Problem to solve: Identify the lines bearing the string "value" and gather them.

Extracted data entries:
* * * * *
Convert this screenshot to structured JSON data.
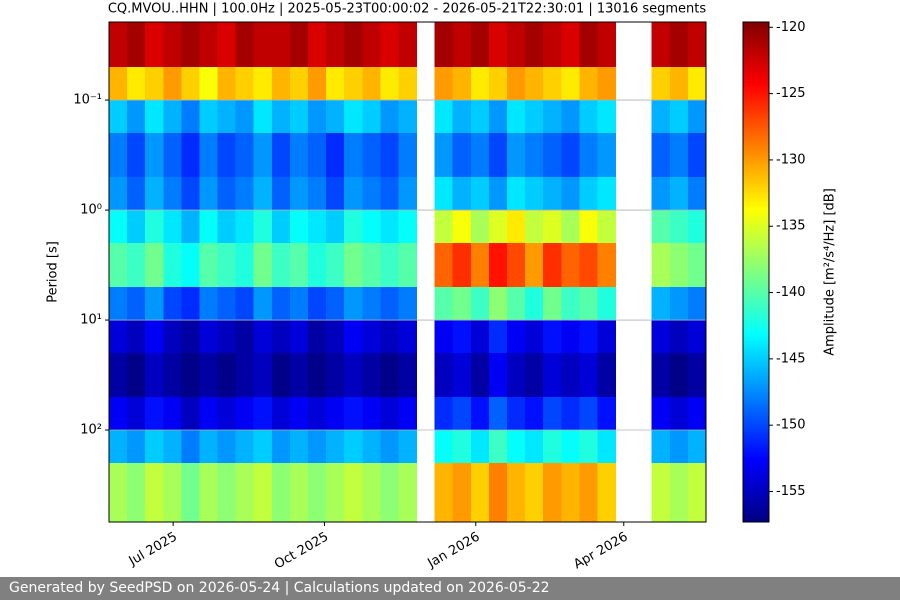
{
  "chart_data": {
    "type": "heatmap",
    "title": "CQ.MVOU..HHN | 100.0Hz | 2025-05-23T00:00:02 - 2026-05-21T22:30:01 | 13016 segments",
    "y_label": "Period [s]",
    "colorbar_label": "Amplitude [m²/s⁴/Hz] [dB]",
    "footer": "Generated by SeedPSD on 2026-05-24 | Calculations updated on 2026-05-22",
    "log_y": true,
    "invert_y": true,
    "grid": true,
    "colormap": "jet",
    "xlim": [
      "2025-05-23",
      "2026-05-21"
    ],
    "xticks": [
      {
        "value": "2025-07-01",
        "label": "Jul 2025"
      },
      {
        "value": "2025-10-01",
        "label": "Oct 2025"
      },
      {
        "value": "2026-01-01",
        "label": "Jan 2026"
      },
      {
        "value": "2026-04-01",
        "label": "Apr 2026"
      }
    ],
    "ylim": [
      0.0195,
      686
    ],
    "yticks": [
      {
        "value": 0.1,
        "label": "10⁻¹"
      },
      {
        "value": 1,
        "label": "10⁰"
      },
      {
        "value": 10,
        "label": "10¹"
      },
      {
        "value": 100,
        "label": "10²"
      }
    ],
    "clim": [
      -157.3,
      -119.6
    ],
    "cticks": [
      -120,
      -125,
      -130,
      -135,
      -140,
      -145,
      -150,
      -155
    ],
    "x_bins": [
      "2025-05-23",
      "2025-06-03",
      "2025-06-14",
      "2025-06-25",
      "2025-07-06",
      "2025-07-17",
      "2025-07-28",
      "2025-08-08",
      "2025-08-19",
      "2025-08-30",
      "2025-09-10",
      "2025-09-21",
      "2025-10-02",
      "2025-10-13",
      "2025-10-24",
      "2025-11-04",
      "2025-11-15",
      "2025-11-26",
      "2025-12-07",
      "2025-12-18",
      "2025-12-29",
      "2026-01-09",
      "2026-01-20",
      "2026-01-31",
      "2026-02-11",
      "2026-02-22",
      "2026-03-05",
      "2026-03-16",
      "2026-03-27",
      "2026-04-07",
      "2026-04-18",
      "2026-04-29",
      "2026-05-10",
      "2026-05-21"
    ],
    "y_bins": [
      0.0195,
      0.05,
      0.1,
      0.2,
      0.5,
      1,
      2,
      5,
      10,
      20,
      50,
      100,
      200,
      686
    ],
    "z": [
      [
        -122,
        -121,
        -123,
        -122,
        -121,
        -122,
        -123,
        -121,
        -122,
        -122,
        -121,
        -123,
        -122,
        -121,
        -122,
        -123,
        -122,
        null,
        -121,
        -122,
        -121,
        -123,
        -122,
        -121,
        -122,
        -123,
        -121,
        -122,
        null,
        null,
        -122,
        -121,
        -122
      ],
      [
        -131,
        -133,
        -132,
        -130,
        -132,
        -134,
        -131,
        -132,
        -133,
        -131,
        -132,
        -130,
        -133,
        -132,
        -131,
        -133,
        -132,
        null,
        -130,
        -131,
        -133,
        -132,
        -130,
        -131,
        -132,
        -133,
        -131,
        -130,
        null,
        null,
        -132,
        -131,
        -133
      ],
      [
        -145,
        -147,
        -144,
        -146,
        -148,
        -145,
        -146,
        -147,
        -144,
        -146,
        -145,
        -147,
        -146,
        -144,
        -145,
        -147,
        -146,
        null,
        -144,
        -146,
        -145,
        -147,
        -144,
        -145,
        -146,
        -147,
        -145,
        -144,
        null,
        null,
        -146,
        -145,
        -147
      ],
      [
        -148,
        -150,
        -147,
        -149,
        -151,
        -148,
        -150,
        -149,
        -147,
        -150,
        -148,
        -149,
        -151,
        -148,
        -149,
        -150,
        -148,
        null,
        -147,
        -149,
        -148,
        -150,
        -147,
        -148,
        -149,
        -150,
        -148,
        -147,
        null,
        null,
        -149,
        -148,
        -150
      ],
      [
        -147,
        -149,
        -146,
        -148,
        -150,
        -147,
        -149,
        -148,
        -146,
        -149,
        -147,
        -148,
        -150,
        -147,
        -148,
        -149,
        -147,
        null,
        -144,
        -146,
        -145,
        -147,
        -144,
        -145,
        -146,
        -147,
        -145,
        -144,
        null,
        null,
        -147,
        -146,
        -148
      ],
      [
        -143,
        -145,
        -142,
        -144,
        -146,
        -143,
        -145,
        -144,
        -142,
        -145,
        -143,
        -144,
        -145,
        -142,
        -143,
        -144,
        -143,
        null,
        -136,
        -134,
        -137,
        -135,
        -133,
        -136,
        -135,
        -137,
        -134,
        -136,
        null,
        null,
        -140,
        -141,
        -142
      ],
      [
        -140,
        -141,
        -139,
        -142,
        -143,
        -140,
        -141,
        -142,
        -139,
        -141,
        -140,
        -142,
        -141,
        -139,
        -140,
        -141,
        -140,
        null,
        -128,
        -126,
        -129,
        -125,
        -127,
        -130,
        -126,
        -128,
        -127,
        -129,
        null,
        null,
        -137,
        -138,
        -139
      ],
      [
        -148,
        -149,
        -147,
        -150,
        -151,
        -148,
        -149,
        -150,
        -147,
        -149,
        -148,
        -150,
        -149,
        -147,
        -148,
        -149,
        -148,
        null,
        -140,
        -139,
        -141,
        -138,
        -140,
        -142,
        -139,
        -141,
        -140,
        -142,
        null,
        null,
        -146,
        -147,
        -148
      ],
      [
        -154,
        -155,
        -153,
        -155,
        -156,
        -154,
        -155,
        -156,
        -154,
        -155,
        -154,
        -156,
        -155,
        -153,
        -154,
        -155,
        -154,
        null,
        -153,
        -152,
        -154,
        -151,
        -153,
        -154,
        -152,
        -153,
        -152,
        -154,
        null,
        null,
        -154,
        -155,
        -154
      ],
      [
        -156,
        -157,
        -155,
        -156,
        -157,
        -156,
        -157,
        -156,
        -155,
        -157,
        -156,
        -157,
        -156,
        -155,
        -156,
        -157,
        -156,
        null,
        -155,
        -154,
        -156,
        -153,
        -155,
        -156,
        -154,
        -155,
        -154,
        -156,
        null,
        null,
        -156,
        -157,
        -156
      ],
      [
        -153,
        -154,
        -152,
        -153,
        -155,
        -153,
        -154,
        -153,
        -152,
        -154,
        -153,
        -154,
        -153,
        -152,
        -153,
        -154,
        -153,
        null,
        -151,
        -150,
        -152,
        -149,
        -151,
        -152,
        -150,
        -151,
        -150,
        -152,
        null,
        null,
        -153,
        -154,
        -153
      ],
      [
        -146,
        -147,
        -145,
        -146,
        -148,
        -146,
        -147,
        -146,
        -145,
        -147,
        -146,
        -147,
        -146,
        -145,
        -146,
        -147,
        -146,
        null,
        -143,
        -142,
        -144,
        -141,
        -143,
        -144,
        -142,
        -143,
        -142,
        -144,
        null,
        null,
        -146,
        -147,
        -146
      ],
      [
        -137,
        -138,
        -136,
        -137,
        -139,
        -137,
        -138,
        -137,
        -136,
        -138,
        -137,
        -138,
        -137,
        -136,
        -137,
        -138,
        -137,
        null,
        -131,
        -130,
        -132,
        -129,
        -131,
        -132,
        -130,
        -131,
        -130,
        -132,
        null,
        null,
        -136,
        -137,
        -136
      ]
    ]
  }
}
* * * * *
Exercise answer:
        "value": "2025-07-01",
        "value": "2025-10-01",
        "value": "2026-01-01",
        "value": "2026-04-01",
        "value": 0.1,
        "value": 1,
        "value": 10,
        "value": 100,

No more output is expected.